On a late morning in mid-August, two U.S. Senate aides were sitting at an outdoor cafe in Harare, Zimbabwe, with a civil society activist, when someone approached them with a warning. They were being tailed and filmed by another man in the cafe, whom the spotter suspected was a member of the Zimbabwean government’s security services.

The two aides work for the Senate Foreign Relations Committee and were on an official visit to the southern African country organized in concert with the U.S. Embassy to meet with human rights advocates and other civil society leaders and hear firsthand accounts of Zimbabwe’s deteriorating political and human rights situation under President Emmerson Mnangagwa. (They requested meetings with the Zimbabwean government, most of which were declined.)

After departing their meeting with the activist, they got into a U.S. Embassy vehicle, one of a fleet of clearly marked American government cars with diplomatic plates driven by an embassy staffer. They were driving away when several cars slotted into the road in front of them, to the side, and behind them. Suddenly, their car was boxed in.

At one point, according to one official briefed on the matter, they tried to call the U.S. Embassy for help, but their phones all lost reception, apparently simultaneously. They were on their own. After a tense standoff, as the phalanx of cars crawled along the road, the driver of the U.S. Embassy car saw an opening and swerved onto a side road to escape the tail. They rushed back to the U.S. Embassy compound before the pursuing cars could intercept them. From there, the U.S. Embassy worked to quickly ferry the two Senate staffers out of the country without further incident.

WORK INSTRUCTION 1:
Answer these about the Zimbabwe passage:
(a) Which Senate committee employs the two aides?
(b) Who is named as Zimbabwe's president?
(c) What happened to the phones when the aides tried to call the U.S. Embassy?
WORK INSTRUCTION 2: Retype the Zimbabwe passage, everything from "On a late morning" down to "which were declined.)".
Work only from the Zimbabwe passage above.

RECORDED DATA:
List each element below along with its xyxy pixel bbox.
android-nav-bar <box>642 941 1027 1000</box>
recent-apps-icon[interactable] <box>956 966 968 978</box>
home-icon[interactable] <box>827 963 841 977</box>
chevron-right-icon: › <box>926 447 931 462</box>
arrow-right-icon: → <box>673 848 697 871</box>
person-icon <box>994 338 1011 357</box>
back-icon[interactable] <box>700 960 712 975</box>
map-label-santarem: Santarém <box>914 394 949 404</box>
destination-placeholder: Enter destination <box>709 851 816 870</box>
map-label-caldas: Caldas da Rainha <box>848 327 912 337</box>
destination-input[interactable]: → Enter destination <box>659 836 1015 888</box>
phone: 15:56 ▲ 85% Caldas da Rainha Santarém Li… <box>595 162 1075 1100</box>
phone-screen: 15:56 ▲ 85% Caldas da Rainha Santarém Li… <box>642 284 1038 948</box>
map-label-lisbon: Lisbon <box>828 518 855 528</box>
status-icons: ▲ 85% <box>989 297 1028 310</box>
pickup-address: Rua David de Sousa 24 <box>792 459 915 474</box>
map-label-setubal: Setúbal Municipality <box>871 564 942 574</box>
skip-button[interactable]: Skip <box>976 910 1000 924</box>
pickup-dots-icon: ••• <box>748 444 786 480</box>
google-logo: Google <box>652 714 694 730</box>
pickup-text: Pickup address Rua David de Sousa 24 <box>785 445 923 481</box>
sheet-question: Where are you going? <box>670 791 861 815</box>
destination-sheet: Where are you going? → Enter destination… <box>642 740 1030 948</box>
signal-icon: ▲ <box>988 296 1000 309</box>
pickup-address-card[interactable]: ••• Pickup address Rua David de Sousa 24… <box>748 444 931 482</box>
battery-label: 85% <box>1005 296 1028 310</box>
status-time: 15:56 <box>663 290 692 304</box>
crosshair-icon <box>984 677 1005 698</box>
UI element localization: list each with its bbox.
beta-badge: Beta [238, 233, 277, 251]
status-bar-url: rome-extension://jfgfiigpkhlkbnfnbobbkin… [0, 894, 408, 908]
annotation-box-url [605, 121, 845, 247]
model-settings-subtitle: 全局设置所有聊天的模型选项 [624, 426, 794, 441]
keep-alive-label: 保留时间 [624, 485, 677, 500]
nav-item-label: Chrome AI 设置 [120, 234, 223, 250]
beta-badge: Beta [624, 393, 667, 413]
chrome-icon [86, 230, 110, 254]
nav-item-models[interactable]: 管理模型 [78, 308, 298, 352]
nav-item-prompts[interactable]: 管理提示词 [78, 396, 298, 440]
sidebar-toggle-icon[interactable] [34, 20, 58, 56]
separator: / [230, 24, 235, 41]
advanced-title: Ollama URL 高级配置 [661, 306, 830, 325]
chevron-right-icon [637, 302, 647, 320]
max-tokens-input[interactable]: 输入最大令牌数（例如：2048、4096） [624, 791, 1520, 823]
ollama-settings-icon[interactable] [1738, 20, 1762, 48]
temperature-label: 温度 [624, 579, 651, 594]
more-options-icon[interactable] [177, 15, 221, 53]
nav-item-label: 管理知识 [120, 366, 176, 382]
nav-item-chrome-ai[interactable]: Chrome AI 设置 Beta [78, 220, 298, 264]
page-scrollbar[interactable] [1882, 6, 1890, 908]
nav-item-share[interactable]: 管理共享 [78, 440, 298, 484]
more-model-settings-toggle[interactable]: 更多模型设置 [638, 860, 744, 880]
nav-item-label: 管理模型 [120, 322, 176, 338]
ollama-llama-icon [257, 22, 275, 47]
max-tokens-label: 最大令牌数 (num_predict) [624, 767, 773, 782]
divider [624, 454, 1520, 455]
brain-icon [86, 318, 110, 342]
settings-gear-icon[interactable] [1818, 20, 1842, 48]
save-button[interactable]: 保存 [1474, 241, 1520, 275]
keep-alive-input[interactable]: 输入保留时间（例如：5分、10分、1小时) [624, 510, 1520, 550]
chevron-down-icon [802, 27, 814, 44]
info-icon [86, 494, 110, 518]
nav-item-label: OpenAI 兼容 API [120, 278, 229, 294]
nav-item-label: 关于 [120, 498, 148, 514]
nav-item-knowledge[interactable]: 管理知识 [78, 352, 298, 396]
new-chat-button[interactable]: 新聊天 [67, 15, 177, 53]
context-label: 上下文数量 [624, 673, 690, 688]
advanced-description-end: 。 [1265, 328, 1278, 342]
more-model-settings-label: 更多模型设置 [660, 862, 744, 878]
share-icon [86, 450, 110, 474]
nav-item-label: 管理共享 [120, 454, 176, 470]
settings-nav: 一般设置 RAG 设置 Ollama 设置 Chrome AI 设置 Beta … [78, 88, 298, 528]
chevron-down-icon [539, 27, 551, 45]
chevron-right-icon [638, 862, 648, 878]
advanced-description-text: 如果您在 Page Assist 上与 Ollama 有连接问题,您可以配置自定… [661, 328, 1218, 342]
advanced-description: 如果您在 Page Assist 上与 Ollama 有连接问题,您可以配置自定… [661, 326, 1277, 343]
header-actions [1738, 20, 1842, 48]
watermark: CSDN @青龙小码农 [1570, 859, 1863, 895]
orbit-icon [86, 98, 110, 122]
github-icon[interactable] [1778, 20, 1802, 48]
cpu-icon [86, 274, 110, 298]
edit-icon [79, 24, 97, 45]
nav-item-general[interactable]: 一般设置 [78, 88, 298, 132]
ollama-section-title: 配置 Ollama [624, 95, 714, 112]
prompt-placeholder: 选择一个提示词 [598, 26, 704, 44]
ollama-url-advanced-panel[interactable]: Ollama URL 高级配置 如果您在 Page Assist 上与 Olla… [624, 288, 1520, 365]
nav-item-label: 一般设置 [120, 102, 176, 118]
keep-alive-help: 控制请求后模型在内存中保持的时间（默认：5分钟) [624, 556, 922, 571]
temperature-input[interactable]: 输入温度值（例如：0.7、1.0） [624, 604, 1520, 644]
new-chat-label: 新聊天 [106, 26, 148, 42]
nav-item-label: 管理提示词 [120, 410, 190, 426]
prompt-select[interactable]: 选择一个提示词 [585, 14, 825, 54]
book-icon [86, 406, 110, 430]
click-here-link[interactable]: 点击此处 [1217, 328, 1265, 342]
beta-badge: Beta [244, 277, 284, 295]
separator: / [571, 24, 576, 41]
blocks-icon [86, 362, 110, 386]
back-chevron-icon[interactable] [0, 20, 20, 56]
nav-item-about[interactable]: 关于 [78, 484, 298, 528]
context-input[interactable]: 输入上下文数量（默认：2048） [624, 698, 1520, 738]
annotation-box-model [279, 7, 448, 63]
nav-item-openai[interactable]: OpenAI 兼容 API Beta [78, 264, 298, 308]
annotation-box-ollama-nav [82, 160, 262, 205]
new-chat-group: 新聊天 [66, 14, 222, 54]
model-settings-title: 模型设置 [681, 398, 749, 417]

ANSWER 1:
(a) The Senate Foreign Relations Committee.
(b) Emmerson Mnangagwa.
(c) They all lost reception, apparently at the same time.

ANSWER 2:
On a late morning in mid-August, two U.S. Senate aides were sitting at an outdoor cafe in Harare, Zimbabwe, with a civil society activist, when someone approached them with a warning. They were being tailed and filmed by another man in the cafe, whom the spotter suspected was a member of the Zimbabwean government’s security services.

The two aides work for the Senate Foreign Relations Committee and were on an official visit to the southern African country organized in concert with the U.S. Embassy to meet with human rights advocates and other civil society leaders and hear firsthand accounts of Zimbabwe’s deteriorating political and human rights situation under President Emmerson Mnangagwa. (They requested meetings with the Zimbabwean government, most of which were declined.)